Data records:
▼

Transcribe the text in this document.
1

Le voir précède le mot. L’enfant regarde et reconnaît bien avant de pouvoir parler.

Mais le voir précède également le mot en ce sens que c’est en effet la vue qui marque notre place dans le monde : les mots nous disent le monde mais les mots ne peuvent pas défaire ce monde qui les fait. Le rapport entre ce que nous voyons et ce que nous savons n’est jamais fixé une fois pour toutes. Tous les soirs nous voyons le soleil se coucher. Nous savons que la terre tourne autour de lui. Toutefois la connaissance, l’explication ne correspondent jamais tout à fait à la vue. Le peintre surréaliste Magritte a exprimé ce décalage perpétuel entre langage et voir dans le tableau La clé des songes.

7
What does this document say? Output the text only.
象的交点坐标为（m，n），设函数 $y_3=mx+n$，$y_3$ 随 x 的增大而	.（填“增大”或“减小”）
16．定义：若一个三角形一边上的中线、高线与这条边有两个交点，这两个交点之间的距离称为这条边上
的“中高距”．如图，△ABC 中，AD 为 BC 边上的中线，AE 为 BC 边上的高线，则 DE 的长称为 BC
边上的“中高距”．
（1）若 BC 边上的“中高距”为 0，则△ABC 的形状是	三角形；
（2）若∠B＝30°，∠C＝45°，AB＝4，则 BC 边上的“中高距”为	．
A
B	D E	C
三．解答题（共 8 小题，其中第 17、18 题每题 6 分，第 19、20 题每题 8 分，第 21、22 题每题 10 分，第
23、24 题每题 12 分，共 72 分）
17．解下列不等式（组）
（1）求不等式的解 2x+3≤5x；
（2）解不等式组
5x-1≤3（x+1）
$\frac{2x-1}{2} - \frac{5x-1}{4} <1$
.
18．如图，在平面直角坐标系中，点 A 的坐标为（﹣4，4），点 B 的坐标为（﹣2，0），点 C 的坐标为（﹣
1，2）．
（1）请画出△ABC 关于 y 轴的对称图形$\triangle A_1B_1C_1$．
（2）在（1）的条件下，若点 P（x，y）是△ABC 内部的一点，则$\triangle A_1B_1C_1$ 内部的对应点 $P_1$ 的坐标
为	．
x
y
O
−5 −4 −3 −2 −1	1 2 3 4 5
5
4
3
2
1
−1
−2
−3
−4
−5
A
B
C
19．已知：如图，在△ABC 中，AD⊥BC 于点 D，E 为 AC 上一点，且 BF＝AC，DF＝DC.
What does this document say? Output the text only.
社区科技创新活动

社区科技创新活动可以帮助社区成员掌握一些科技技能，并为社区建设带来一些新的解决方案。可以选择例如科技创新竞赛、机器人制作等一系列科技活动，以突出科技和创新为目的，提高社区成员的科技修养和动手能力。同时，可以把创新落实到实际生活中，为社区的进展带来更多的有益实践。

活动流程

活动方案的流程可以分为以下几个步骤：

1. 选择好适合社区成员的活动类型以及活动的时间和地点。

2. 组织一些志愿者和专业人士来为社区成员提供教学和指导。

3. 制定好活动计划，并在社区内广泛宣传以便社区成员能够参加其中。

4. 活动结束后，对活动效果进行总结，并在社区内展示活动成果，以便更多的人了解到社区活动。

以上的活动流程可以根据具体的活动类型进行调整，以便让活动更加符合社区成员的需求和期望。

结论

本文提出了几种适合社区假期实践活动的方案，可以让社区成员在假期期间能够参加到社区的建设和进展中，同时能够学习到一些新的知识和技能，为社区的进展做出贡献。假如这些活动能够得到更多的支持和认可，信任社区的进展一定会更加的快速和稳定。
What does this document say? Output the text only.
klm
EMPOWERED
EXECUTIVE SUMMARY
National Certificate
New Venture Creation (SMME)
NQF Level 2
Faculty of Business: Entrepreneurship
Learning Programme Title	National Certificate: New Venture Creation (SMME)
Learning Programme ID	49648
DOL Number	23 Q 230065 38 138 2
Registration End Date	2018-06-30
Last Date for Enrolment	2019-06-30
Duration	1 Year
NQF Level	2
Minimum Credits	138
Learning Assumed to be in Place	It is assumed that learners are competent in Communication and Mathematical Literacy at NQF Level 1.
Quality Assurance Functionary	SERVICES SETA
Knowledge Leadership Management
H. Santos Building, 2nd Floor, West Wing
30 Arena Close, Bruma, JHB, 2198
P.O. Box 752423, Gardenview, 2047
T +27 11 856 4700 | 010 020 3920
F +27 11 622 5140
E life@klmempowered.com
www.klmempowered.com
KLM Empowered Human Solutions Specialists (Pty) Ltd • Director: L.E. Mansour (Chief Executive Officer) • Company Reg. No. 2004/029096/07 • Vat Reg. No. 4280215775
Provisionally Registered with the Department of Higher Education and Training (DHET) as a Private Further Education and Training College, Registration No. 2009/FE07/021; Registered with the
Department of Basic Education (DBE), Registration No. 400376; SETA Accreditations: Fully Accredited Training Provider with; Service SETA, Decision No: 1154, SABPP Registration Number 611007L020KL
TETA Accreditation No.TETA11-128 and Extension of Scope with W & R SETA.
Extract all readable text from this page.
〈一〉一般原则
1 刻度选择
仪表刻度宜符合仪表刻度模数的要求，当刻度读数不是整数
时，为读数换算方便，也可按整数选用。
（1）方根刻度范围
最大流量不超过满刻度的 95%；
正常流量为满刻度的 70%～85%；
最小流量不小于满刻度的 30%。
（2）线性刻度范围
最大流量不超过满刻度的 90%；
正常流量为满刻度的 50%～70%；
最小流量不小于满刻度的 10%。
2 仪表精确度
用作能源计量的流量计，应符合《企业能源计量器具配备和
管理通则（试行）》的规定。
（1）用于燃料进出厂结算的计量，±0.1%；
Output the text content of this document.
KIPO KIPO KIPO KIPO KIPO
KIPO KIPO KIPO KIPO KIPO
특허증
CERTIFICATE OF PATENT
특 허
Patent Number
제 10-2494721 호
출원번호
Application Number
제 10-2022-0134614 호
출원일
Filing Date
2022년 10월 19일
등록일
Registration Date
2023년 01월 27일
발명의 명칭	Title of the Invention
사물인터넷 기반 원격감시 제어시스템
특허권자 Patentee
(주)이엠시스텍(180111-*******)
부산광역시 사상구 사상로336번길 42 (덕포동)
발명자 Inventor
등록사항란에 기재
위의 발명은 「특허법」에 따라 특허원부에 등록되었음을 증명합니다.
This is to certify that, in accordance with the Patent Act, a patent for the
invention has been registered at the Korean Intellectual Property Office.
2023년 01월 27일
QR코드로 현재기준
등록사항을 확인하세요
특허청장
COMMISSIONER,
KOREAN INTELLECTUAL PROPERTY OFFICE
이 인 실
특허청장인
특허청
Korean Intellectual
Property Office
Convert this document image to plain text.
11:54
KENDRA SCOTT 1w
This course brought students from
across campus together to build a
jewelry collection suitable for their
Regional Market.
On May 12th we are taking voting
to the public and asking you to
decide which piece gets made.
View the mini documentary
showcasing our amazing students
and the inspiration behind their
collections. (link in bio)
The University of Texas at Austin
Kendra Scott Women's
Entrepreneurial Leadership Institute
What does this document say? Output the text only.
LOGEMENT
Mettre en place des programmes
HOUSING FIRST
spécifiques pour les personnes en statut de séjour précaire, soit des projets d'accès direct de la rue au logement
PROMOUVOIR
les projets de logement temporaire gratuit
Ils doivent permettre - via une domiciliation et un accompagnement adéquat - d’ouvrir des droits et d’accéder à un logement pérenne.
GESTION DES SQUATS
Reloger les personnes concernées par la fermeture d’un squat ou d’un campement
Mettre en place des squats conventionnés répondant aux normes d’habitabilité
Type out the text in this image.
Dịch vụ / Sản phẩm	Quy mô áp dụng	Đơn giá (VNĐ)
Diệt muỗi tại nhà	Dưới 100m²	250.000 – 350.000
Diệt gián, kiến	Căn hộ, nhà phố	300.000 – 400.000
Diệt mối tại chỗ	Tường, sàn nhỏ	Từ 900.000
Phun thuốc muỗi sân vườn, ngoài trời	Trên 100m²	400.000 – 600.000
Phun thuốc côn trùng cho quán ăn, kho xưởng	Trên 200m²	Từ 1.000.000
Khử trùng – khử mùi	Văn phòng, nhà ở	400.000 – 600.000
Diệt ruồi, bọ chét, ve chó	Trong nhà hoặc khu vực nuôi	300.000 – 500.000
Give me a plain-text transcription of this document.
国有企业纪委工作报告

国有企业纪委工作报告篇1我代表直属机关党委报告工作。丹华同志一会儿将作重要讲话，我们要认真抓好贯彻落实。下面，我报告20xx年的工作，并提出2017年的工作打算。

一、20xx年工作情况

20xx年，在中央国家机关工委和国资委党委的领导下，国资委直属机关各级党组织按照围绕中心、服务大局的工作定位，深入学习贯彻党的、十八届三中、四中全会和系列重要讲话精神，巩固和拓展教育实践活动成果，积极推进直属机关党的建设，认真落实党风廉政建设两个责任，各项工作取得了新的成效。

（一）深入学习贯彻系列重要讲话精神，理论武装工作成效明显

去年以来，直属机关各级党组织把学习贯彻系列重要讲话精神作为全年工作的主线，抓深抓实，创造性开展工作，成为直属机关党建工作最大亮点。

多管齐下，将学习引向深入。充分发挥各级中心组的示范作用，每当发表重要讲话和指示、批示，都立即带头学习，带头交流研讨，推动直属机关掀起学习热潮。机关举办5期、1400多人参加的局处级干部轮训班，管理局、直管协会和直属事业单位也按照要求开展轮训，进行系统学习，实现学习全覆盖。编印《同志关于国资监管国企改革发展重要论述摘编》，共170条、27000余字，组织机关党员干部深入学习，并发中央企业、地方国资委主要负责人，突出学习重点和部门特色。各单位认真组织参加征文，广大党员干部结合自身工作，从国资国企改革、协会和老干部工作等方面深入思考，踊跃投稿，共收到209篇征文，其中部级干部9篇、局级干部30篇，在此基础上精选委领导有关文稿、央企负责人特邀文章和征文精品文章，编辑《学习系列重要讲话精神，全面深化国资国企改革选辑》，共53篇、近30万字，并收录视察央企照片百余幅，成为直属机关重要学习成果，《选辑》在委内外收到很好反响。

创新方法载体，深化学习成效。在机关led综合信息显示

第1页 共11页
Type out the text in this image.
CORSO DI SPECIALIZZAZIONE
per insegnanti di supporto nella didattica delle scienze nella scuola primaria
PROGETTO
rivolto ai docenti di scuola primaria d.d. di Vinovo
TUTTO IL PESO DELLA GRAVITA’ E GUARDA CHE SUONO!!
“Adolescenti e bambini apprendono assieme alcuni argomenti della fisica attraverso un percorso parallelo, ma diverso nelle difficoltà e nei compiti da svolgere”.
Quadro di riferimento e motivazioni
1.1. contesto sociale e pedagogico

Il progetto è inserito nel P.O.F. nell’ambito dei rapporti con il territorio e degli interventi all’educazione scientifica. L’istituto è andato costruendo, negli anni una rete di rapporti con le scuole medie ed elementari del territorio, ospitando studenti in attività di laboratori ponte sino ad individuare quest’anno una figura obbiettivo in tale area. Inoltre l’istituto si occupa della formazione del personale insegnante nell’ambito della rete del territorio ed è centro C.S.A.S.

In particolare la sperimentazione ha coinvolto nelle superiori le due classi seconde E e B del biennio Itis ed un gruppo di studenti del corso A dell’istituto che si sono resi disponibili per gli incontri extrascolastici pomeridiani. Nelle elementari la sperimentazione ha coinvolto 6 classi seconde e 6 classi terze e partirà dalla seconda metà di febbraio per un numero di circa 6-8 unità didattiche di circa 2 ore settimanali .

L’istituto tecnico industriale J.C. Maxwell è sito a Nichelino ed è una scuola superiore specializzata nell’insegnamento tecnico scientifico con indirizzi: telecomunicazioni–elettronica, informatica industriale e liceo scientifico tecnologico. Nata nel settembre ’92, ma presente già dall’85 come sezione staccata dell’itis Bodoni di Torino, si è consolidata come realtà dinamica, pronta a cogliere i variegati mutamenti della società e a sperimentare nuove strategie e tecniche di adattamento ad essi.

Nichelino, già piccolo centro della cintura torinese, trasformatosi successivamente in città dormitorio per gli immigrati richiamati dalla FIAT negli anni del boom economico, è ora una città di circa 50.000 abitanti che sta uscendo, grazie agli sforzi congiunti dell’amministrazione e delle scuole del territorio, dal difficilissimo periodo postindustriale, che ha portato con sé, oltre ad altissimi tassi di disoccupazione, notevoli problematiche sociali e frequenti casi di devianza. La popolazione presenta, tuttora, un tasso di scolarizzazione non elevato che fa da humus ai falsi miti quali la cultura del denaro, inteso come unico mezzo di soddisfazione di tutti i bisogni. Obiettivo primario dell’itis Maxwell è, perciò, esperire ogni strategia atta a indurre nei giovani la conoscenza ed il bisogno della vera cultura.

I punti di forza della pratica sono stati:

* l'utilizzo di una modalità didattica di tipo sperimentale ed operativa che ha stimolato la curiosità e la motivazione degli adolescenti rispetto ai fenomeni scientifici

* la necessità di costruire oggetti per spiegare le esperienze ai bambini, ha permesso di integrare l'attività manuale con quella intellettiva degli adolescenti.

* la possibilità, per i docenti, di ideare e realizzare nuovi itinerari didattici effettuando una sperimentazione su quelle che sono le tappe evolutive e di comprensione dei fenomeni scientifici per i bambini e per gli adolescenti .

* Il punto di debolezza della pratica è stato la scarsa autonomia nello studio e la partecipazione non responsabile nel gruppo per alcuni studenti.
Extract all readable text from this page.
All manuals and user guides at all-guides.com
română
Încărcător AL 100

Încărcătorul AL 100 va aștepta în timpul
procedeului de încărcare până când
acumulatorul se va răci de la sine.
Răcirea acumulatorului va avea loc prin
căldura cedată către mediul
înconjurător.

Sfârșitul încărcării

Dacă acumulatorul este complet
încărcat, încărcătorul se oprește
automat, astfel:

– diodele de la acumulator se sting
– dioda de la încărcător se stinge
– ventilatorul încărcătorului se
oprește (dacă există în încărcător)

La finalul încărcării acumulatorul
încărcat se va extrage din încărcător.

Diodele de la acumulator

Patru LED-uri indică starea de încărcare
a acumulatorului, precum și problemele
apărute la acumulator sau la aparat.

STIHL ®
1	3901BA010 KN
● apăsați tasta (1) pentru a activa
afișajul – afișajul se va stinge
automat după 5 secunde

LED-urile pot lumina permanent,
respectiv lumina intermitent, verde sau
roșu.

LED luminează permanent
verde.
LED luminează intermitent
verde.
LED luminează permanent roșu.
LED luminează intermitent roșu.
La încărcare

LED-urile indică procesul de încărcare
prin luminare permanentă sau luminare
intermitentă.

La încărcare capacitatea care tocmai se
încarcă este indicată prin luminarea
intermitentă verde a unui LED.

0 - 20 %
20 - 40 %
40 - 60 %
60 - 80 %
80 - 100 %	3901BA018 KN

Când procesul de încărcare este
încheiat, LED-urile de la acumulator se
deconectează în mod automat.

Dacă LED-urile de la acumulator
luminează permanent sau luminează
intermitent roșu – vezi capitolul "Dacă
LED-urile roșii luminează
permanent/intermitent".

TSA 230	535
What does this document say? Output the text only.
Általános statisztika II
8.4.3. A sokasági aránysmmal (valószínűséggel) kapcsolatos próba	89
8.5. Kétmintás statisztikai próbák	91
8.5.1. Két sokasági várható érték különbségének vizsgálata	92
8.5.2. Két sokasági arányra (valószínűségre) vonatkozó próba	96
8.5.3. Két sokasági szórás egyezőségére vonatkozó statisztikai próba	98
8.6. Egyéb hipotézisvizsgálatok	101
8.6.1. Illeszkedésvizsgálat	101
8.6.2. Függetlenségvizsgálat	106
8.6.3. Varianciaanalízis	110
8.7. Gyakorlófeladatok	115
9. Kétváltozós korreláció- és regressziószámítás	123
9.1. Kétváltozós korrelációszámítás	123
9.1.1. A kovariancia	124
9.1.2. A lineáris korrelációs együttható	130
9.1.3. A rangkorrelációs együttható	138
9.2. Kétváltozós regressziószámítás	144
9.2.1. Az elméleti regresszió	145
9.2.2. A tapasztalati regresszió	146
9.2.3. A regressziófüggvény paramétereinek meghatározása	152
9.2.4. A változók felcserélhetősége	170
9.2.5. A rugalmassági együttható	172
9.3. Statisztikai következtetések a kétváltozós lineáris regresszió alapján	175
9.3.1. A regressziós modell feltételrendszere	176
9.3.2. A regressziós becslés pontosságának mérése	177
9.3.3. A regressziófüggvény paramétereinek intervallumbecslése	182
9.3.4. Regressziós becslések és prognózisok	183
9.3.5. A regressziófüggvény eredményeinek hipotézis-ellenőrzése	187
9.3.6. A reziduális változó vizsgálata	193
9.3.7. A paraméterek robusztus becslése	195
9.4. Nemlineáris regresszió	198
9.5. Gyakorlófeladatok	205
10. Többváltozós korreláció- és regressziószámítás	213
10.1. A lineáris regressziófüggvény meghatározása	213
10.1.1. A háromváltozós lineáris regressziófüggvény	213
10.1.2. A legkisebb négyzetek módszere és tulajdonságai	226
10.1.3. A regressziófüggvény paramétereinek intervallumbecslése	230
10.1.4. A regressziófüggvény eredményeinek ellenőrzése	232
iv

▲

- _Written exercise_
Locate each line with the word "Title" and copy it.

- _Written response_
Learning Programme Title	National Certificate: New Venture Creation (SMME)
발명의 명칭	Title of the Invention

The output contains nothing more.